*The task*
Take the lines below, starting with the line that contains "List 24 of the" and going on through the line that contains "x-tick-label: Normo Peso", and turn them into a numbered list with any blank lines dropped.

*Records supplied*
━━━━━━
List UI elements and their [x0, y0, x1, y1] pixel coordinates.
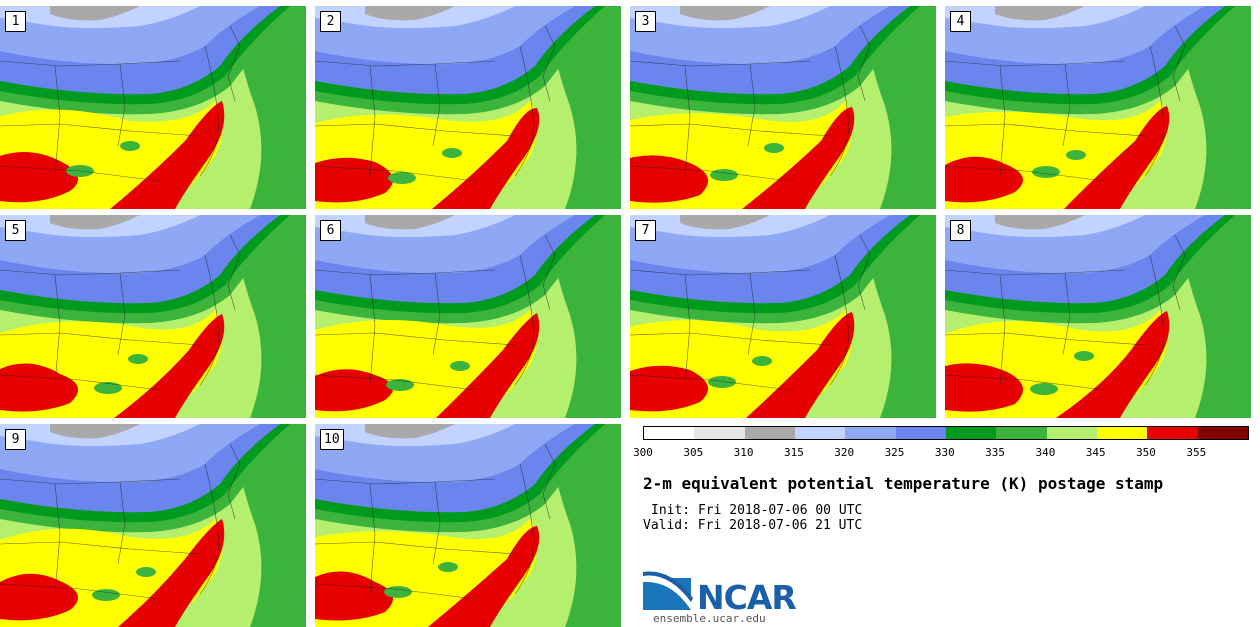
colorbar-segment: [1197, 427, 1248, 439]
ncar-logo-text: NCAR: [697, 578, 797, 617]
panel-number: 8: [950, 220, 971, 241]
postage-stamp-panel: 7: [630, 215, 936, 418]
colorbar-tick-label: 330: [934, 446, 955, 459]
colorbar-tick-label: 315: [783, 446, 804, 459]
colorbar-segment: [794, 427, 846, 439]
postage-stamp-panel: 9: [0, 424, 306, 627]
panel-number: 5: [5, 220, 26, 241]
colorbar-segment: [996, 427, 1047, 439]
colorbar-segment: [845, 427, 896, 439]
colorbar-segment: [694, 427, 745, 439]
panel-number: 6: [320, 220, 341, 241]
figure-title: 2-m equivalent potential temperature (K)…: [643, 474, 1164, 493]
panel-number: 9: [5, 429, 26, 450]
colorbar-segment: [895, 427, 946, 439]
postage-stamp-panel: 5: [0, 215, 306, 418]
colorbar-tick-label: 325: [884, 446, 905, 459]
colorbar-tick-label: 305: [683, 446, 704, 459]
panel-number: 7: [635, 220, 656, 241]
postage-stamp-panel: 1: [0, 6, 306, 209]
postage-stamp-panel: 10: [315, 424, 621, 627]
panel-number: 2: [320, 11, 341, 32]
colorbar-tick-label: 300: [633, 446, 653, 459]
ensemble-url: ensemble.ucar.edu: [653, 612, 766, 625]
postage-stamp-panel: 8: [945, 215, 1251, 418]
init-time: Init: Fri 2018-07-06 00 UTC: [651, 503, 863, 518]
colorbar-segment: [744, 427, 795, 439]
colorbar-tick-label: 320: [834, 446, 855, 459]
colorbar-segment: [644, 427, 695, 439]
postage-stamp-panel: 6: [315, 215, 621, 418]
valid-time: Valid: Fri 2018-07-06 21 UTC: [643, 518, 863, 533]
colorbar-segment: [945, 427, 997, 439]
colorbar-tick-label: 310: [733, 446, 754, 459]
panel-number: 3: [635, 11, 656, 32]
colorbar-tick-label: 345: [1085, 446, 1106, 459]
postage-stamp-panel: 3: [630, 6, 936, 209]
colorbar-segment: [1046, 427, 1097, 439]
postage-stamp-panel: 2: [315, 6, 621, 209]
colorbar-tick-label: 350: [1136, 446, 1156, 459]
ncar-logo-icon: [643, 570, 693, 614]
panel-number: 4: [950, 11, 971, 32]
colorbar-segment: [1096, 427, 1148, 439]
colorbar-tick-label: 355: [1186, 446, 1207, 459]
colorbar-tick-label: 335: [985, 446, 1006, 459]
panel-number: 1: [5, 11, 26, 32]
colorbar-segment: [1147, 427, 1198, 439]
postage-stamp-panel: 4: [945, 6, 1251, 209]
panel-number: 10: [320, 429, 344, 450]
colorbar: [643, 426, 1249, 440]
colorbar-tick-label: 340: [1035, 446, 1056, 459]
━━━━━━
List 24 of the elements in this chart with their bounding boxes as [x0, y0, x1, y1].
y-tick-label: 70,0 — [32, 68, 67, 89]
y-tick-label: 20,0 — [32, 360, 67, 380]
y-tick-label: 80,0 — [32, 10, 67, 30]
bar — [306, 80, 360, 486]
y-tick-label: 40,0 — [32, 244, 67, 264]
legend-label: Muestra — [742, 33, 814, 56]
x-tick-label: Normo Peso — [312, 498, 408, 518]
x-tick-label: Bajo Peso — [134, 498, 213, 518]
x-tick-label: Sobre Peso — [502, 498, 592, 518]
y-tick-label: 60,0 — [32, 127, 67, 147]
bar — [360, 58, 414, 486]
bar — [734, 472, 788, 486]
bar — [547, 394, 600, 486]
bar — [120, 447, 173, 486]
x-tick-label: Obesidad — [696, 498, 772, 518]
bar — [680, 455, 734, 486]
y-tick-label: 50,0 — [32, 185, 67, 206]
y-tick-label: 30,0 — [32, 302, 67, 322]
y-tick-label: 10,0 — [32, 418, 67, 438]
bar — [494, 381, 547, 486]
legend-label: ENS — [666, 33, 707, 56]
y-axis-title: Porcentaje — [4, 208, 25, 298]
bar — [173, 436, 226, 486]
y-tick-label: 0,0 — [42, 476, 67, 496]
━━━━━━
*Result for this exercise*
1. List 24 of the elements in this chart with their bounding boxes as [x0, y0, x1, y1].
2. y-tick-label: 70,0 — [32, 68, 67, 89]
3. y-tick-label: 20,0 — [32, 360, 67, 380]
4. y-tick-label: 80,0 — [32, 10, 67, 30]
5. bar — [306, 80, 360, 486]
6. y-tick-label: 40,0 — [32, 244, 67, 264]
7. legend-label: Muestra — [742, 33, 814, 56]
8. x-tick-label: Normo Peso — [312, 498, 408, 518]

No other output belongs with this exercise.